- [Extracted data entries]:
-------------------------
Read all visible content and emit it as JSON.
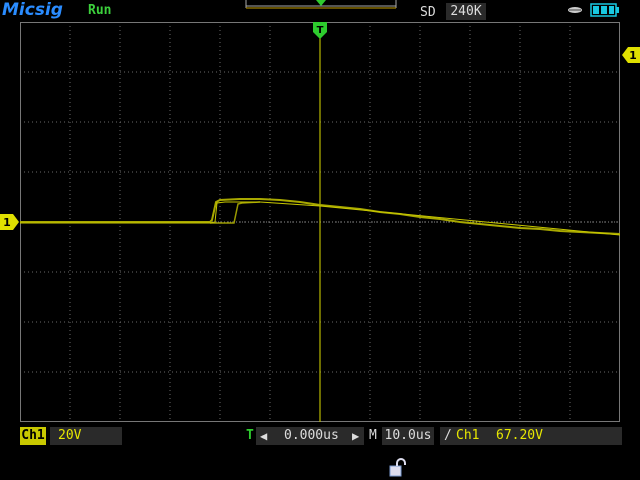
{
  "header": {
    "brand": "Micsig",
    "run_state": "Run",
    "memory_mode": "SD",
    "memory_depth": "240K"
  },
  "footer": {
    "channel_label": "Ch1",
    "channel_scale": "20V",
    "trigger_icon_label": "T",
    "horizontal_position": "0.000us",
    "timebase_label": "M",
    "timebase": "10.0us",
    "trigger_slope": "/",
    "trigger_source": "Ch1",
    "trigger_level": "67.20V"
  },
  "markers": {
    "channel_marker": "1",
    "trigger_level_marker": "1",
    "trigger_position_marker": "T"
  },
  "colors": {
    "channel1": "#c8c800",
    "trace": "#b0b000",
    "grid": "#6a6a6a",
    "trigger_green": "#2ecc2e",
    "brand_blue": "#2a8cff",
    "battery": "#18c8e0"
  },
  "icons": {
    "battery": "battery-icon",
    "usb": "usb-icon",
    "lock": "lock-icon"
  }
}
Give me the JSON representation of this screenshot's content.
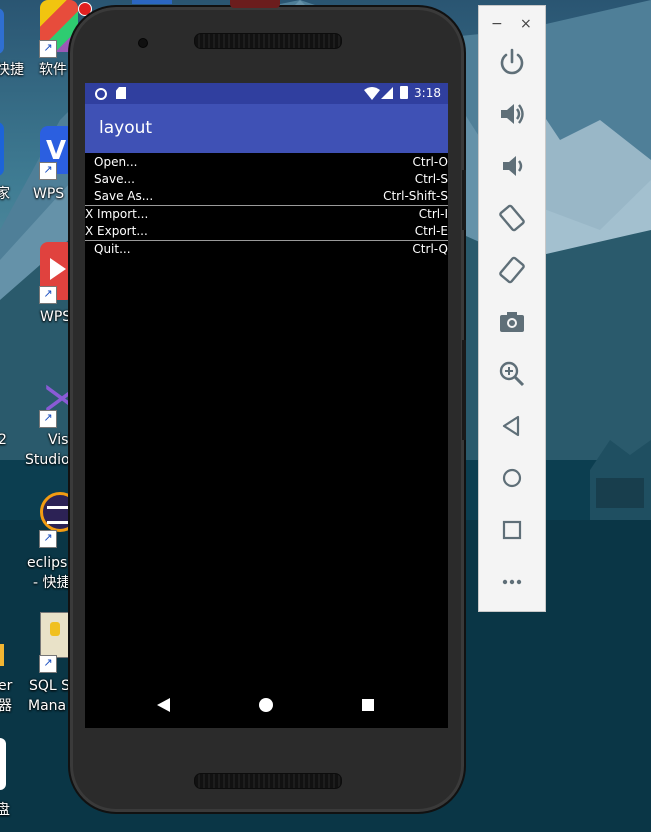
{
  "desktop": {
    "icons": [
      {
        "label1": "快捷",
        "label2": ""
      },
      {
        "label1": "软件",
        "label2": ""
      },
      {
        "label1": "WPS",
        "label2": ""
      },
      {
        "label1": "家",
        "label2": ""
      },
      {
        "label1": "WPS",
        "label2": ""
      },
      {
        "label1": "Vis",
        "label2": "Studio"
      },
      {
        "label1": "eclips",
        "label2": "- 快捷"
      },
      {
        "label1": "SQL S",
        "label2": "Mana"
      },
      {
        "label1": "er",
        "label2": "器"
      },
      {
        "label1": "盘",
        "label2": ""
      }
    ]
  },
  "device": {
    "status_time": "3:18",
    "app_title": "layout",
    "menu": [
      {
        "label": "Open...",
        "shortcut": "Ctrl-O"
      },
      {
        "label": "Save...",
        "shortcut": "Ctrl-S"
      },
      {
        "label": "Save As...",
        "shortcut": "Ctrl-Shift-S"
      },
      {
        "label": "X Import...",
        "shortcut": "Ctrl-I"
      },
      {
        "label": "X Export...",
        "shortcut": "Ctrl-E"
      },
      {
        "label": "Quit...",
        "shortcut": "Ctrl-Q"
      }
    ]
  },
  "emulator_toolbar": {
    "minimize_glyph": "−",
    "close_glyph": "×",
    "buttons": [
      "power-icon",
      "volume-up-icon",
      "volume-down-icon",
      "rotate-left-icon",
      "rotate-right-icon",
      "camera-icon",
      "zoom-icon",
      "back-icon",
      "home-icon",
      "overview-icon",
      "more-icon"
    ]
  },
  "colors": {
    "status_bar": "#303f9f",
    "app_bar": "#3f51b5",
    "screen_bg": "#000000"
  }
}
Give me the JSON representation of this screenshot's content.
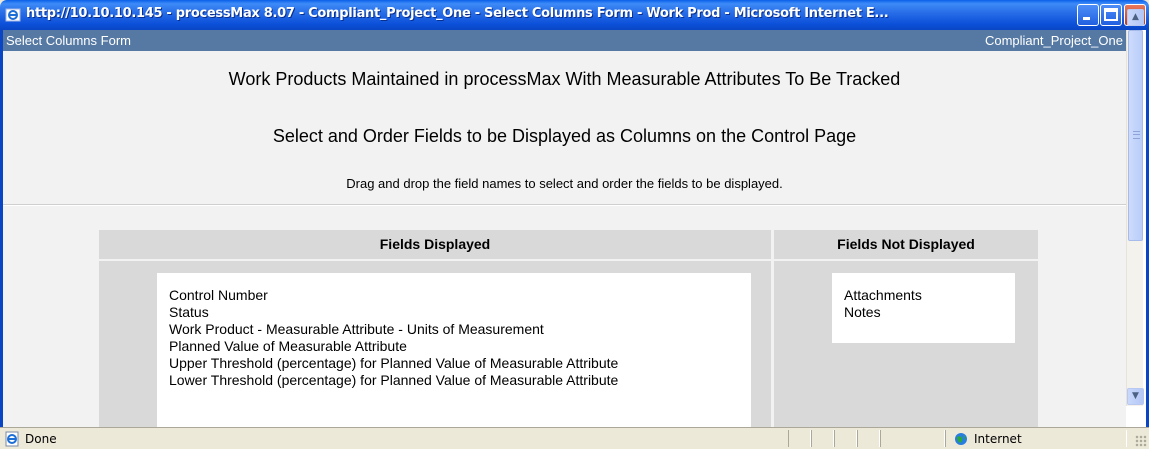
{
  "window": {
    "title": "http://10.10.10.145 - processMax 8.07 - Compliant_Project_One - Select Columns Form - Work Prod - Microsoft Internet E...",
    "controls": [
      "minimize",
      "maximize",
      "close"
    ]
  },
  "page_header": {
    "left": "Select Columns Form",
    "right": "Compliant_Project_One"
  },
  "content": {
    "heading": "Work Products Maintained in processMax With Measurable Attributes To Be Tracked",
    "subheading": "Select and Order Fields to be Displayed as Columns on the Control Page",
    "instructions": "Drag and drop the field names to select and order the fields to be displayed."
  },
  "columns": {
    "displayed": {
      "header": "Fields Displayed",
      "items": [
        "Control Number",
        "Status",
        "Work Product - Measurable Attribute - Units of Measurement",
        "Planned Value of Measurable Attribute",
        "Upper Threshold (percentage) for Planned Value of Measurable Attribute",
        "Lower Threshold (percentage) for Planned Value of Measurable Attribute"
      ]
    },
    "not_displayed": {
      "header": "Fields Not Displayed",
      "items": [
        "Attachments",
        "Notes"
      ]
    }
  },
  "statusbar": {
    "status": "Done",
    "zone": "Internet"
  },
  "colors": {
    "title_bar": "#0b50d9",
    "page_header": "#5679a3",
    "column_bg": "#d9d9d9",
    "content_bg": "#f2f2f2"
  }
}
-------------------------
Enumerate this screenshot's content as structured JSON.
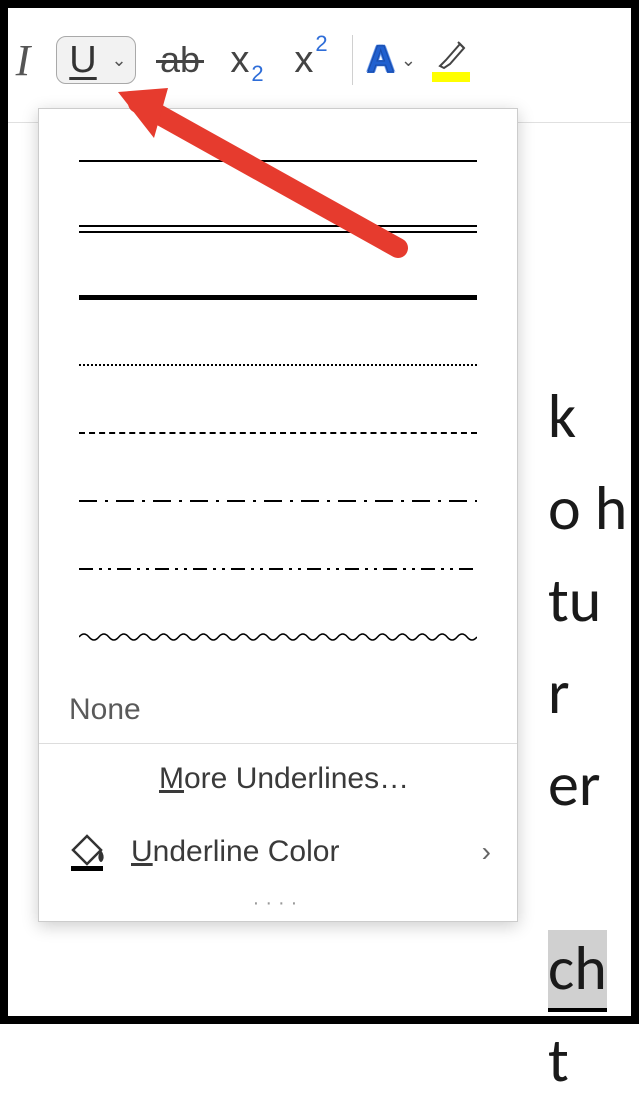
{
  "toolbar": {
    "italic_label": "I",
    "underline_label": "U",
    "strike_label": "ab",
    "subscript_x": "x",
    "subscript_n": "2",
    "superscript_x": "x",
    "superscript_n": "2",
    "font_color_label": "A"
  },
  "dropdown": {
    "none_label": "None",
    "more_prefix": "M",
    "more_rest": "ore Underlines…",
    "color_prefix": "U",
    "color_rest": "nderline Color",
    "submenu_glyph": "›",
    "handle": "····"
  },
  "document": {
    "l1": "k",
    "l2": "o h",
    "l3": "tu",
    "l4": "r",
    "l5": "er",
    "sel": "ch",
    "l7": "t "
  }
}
-------------------------
- [To do]: Select every line of the material above holding the word "JSON" and copy it.

- [Exercise response]:
Read all visible content and emit it as JSON.
Give me the JSON representation of this screenshot's content.
Give me the JSON representation of this screenshot's content.
Enumerate this screenshot's content as structured JSON.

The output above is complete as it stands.